Task to carry out: Identify all lines in the data containing the string "JSON". Copy them out.
## Start Records
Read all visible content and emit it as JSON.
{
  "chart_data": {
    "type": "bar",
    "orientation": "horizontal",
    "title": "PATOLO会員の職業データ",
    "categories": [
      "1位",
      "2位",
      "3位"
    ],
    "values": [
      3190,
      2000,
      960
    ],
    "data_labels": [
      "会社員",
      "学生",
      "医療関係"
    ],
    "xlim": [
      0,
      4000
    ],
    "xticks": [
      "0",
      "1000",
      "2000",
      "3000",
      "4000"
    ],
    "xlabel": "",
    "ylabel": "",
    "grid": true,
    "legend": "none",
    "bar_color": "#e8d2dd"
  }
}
## End Records
## Start Records
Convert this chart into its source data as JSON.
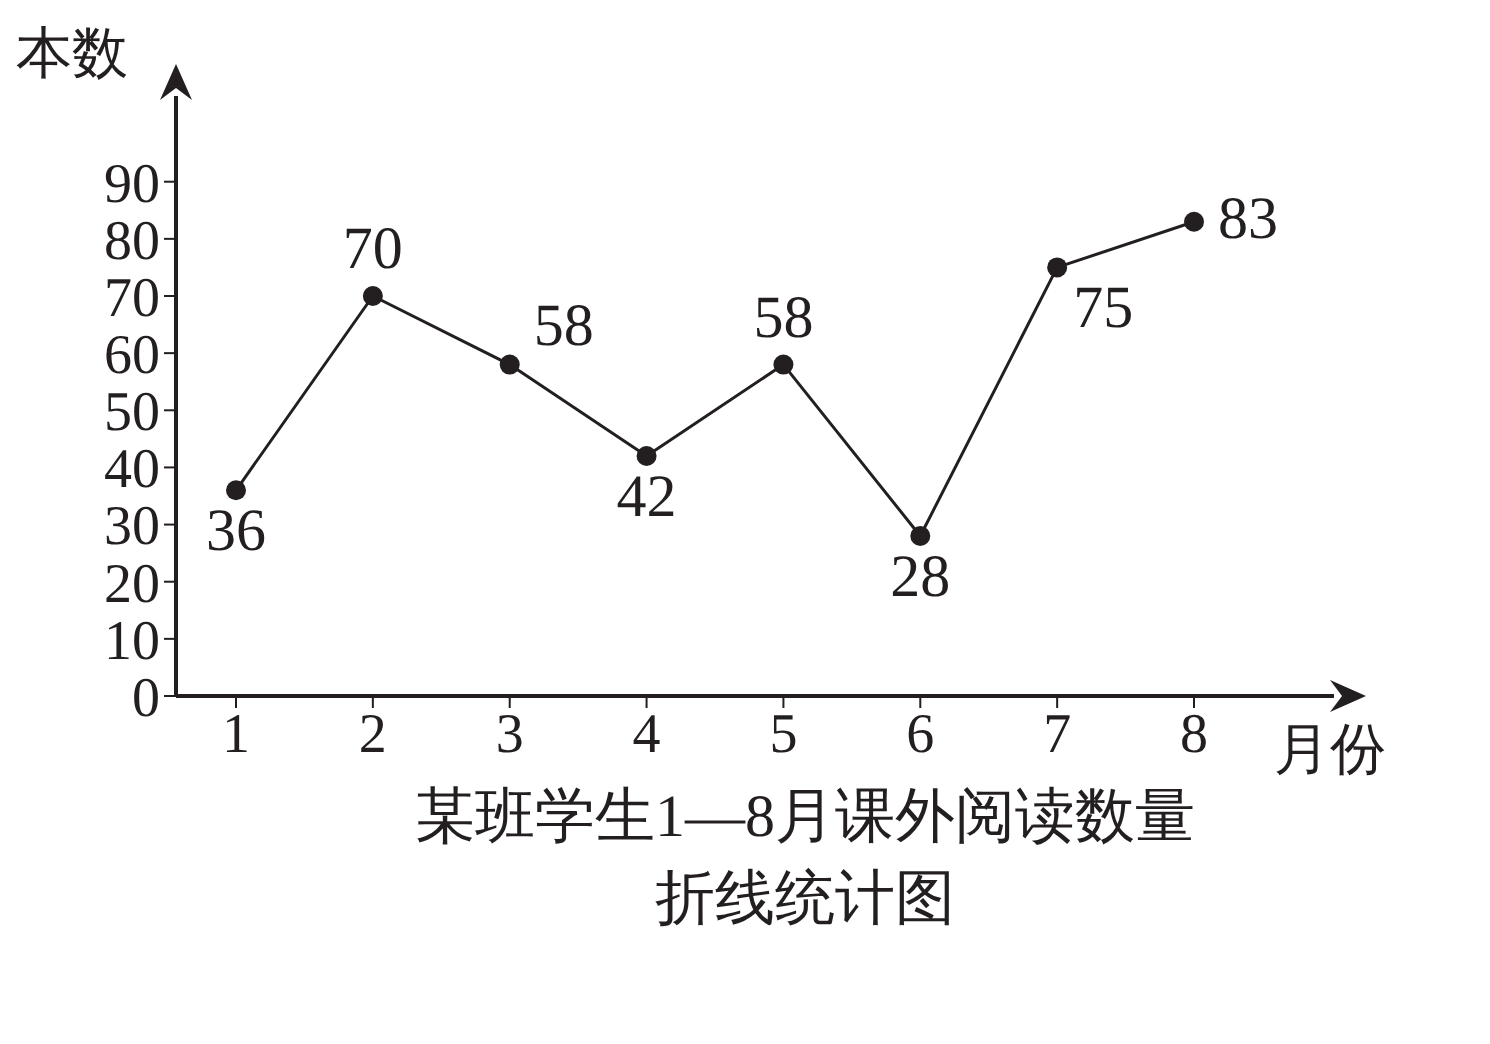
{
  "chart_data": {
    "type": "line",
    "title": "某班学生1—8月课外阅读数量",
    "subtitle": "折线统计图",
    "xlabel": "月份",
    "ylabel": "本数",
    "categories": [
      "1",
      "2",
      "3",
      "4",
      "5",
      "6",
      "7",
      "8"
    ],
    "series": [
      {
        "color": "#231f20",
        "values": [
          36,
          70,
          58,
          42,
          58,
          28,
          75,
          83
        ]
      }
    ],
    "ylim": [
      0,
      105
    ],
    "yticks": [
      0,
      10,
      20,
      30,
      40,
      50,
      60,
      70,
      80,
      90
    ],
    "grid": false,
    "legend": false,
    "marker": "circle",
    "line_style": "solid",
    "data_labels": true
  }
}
## End Records
Response to this task:
Read all visible content and emit it as JSON.
Convert this chart into its source data as JSON.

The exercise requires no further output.